## AIM OF THE EXERCISE
The listing below should be printed exactly, every line of it. Skip the pictures.

.....

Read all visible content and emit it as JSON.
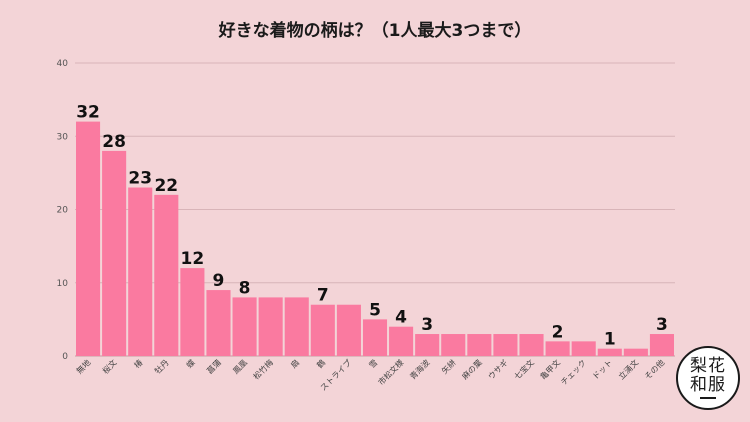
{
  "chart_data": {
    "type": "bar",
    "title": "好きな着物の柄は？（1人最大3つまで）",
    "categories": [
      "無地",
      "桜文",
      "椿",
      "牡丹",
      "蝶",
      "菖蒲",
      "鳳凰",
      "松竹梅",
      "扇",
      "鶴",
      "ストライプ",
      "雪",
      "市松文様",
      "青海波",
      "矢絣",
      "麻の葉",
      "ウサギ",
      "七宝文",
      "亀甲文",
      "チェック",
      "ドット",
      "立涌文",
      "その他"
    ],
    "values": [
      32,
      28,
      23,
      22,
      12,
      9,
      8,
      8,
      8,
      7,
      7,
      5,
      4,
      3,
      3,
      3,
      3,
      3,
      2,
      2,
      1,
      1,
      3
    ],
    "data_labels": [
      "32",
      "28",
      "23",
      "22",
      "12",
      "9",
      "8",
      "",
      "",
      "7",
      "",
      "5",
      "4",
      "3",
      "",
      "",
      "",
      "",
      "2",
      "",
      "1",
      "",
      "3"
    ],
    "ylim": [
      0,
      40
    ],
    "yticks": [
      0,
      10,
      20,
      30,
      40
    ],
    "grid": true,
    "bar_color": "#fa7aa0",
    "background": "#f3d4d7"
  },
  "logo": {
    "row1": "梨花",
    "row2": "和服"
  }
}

.....

## WORKED ANSWER
Read all visible content and emit it as JSON.
{
  "chart_data": {
    "type": "bar",
    "title": "好きな着物の柄は？（1人最大3つまで）",
    "categories": [
      "無地",
      "桜文",
      "椿",
      "牡丹",
      "蝶",
      "菖蒲",
      "鳳凰",
      "松竹梅",
      "扇",
      "鶴",
      "ストライプ",
      "雪",
      "市松文様",
      "青海波",
      "矢絣",
      "麻の葉",
      "ウサギ",
      "七宝文",
      "亀甲文",
      "チェック",
      "ドット",
      "立涌文",
      "その他"
    ],
    "values": [
      32,
      28,
      23,
      22,
      12,
      9,
      8,
      8,
      8,
      7,
      7,
      5,
      4,
      3,
      3,
      3,
      3,
      3,
      2,
      2,
      1,
      1,
      3
    ],
    "data_labels": [
      "32",
      "28",
      "23",
      "22",
      "12",
      "9",
      "8",
      "",
      "",
      "7",
      "",
      "5",
      "4",
      "3",
      "",
      "",
      "",
      "",
      "2",
      "",
      "1",
      "",
      "3"
    ],
    "ylim": [
      0,
      40
    ],
    "yticks": [
      0,
      10,
      20,
      30,
      40
    ],
    "grid": true,
    "bar_color": "#fa7aa0",
    "background": "#f3d4d7"
  },
  "logo": {
    "row1": "梨花",
    "row2": "和服"
  }
}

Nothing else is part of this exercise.